### Excerpted records
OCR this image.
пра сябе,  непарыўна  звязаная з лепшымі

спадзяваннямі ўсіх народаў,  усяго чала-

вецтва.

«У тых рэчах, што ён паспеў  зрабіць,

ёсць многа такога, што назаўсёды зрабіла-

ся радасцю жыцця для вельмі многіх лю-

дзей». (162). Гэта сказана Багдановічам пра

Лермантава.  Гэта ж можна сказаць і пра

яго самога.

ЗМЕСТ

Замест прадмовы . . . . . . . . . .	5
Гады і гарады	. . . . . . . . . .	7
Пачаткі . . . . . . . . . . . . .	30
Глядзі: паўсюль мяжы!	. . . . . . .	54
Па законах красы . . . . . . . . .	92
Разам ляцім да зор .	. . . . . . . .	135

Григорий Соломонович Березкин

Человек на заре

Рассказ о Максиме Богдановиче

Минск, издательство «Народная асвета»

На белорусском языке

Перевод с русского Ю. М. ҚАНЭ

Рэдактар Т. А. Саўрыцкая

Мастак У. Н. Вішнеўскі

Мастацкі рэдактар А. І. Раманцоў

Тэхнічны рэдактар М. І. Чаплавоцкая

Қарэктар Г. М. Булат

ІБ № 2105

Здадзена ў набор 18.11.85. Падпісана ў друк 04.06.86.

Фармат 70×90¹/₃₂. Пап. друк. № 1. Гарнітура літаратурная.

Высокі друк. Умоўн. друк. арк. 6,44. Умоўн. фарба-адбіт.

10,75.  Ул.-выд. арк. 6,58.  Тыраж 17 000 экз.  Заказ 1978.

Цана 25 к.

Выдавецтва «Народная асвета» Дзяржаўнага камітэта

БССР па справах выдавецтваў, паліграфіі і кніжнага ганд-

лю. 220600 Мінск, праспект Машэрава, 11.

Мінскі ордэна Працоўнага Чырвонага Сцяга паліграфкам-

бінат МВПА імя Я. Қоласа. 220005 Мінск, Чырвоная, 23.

### Problem to solve
Restate all of the entries above precisely.

### Problem solution
OCR this image.
пра сябе,  непарыўна  звязаная з лепшымі

спадзяваннямі ўсіх народаў,  усяго чала-

вецтва.

«У тых рэчах, што ён паспеў  зрабіць,

ёсць многа такога, што назаўсёды зрабіла-

ся радасцю жыцця для вельмі многіх лю-

дзей». (162). Гэта сказана Багдановічам пра

Лермантава.  Гэта ж можна сказаць і пра

яго самога.

ЗМЕСТ

Замест прадмовы . . . . . . . . . .	5
Гады і гарады	. . . . . . . . . .	7
Пачаткі . . . . . . . . . . . . .	30
Глядзі: паўсюль мяжы!	. . . . . . .	54
Па законах красы . . . . . . . . .	92
Разам ляцім да зор .	. . . . . . . .	135

Григорий Соломонович Березкин

Человек на заре

Рассказ о Максиме Богдановиче

Минск, издательство «Народная асвета»

На белорусском языке

Перевод с русского Ю. М. ҚАНЭ

Рэдактар Т. А. Саўрыцкая

Мастак У. Н. Вішнеўскі

Мастацкі рэдактар А. І. Раманцоў

Тэхнічны рэдактар М. І. Чаплавоцкая

Қарэктар Г. М. Булат

ІБ № 2105

Здадзена ў набор 18.11.85. Падпісана ў друк 04.06.86.

Фармат 70×90¹/₃₂. Пап. друк. № 1. Гарнітура літаратурная.

Высокі друк. Умоўн. друк. арк. 6,44. Умоўн. фарба-адбіт.

10,75.  Ул.-выд. арк. 6,58.  Тыраж 17 000 экз.  Заказ 1978.

Цана 25 к.

Выдавецтва «Народная асвета» Дзяржаўнага камітэта

БССР па справах выдавецтваў, паліграфіі і кніжнага ганд-

лю. 220600 Мінск, праспект Машэрава, 11.

Мінскі ордэна Працоўнага Чырвонага Сцяга паліграфкам-

бінат МВПА імя Я. Қоласа. 220005 Мінск, Чырвоная, 23.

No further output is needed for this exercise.